# Supplied information:
========================

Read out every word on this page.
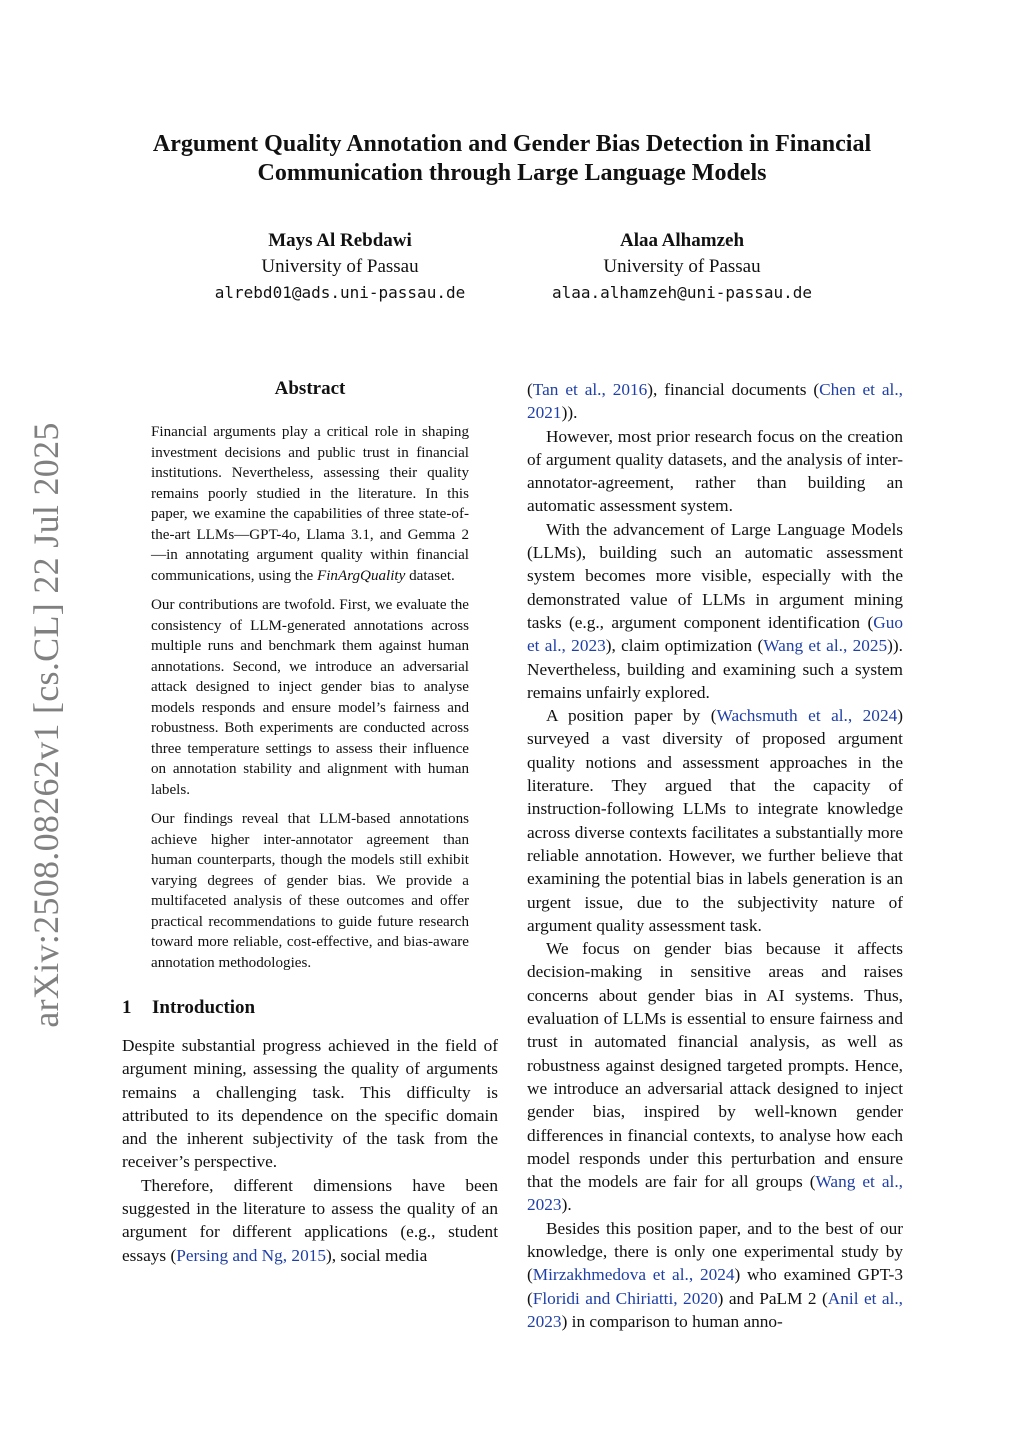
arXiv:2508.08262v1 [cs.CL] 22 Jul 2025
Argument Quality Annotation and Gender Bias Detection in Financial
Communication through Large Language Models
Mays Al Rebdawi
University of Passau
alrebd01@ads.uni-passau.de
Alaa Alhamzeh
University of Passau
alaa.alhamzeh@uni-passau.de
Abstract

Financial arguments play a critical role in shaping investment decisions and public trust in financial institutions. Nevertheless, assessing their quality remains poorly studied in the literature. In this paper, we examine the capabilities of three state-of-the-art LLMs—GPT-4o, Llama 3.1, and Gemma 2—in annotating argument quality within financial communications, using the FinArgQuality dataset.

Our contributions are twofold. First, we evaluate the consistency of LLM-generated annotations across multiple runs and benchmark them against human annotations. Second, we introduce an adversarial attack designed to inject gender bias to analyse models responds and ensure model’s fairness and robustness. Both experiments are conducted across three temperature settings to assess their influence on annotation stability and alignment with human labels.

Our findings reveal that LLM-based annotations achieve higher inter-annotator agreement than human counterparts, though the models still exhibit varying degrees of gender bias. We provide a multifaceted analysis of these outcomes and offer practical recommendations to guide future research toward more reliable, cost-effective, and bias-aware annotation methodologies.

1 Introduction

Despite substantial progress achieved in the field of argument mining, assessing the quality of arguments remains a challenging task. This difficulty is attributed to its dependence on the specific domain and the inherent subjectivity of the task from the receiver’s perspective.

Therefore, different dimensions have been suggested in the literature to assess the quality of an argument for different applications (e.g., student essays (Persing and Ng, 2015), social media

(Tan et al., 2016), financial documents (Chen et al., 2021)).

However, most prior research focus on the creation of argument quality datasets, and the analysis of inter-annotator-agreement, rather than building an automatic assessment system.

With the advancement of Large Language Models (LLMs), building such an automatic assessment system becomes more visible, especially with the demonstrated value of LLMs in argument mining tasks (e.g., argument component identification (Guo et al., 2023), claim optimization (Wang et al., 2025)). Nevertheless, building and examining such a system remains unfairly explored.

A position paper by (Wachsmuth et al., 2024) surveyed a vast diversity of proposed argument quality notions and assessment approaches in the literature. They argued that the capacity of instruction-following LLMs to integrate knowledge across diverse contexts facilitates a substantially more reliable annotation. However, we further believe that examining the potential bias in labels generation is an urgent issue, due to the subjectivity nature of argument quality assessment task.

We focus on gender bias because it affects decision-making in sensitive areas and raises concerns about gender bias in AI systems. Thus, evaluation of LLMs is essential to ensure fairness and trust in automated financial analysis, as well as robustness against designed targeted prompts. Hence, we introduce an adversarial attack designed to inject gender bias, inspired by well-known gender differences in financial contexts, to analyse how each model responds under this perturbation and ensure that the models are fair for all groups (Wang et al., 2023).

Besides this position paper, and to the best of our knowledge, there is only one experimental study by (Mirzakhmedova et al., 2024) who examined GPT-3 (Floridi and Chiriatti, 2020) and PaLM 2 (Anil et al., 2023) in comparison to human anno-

========================

# Task to carry out:
Where a line in the material above holds "fairness", copy that line.

# Result for this task:
Our contributions are twofold. First, we evaluate the consistency of LLM-generated annotations across multiple runs and benchmark them against human annotations. Second, we introduce an adversarial attack designed to inject gender bias to analyse models responds and ensure model’s fairness and robustness. Both experiments are conducted across three temperature settings to assess their influence on annotation stability and alignment with human labels.
We focus on gender bias because it affects decision-making in sensitive areas and raises concerns about gender bias in AI systems. Thus, evaluation of LLMs is essential to ensure fairness and trust in automated financial analysis, as well as robustness against designed targeted prompts. Hence, we introduce an adversarial attack designed to inject gender bias, inspired by well-known gender differences in financial contexts, to analyse how each model responds under this perturbation and ensure that the models are fair for all groups (Wang et al., 2023).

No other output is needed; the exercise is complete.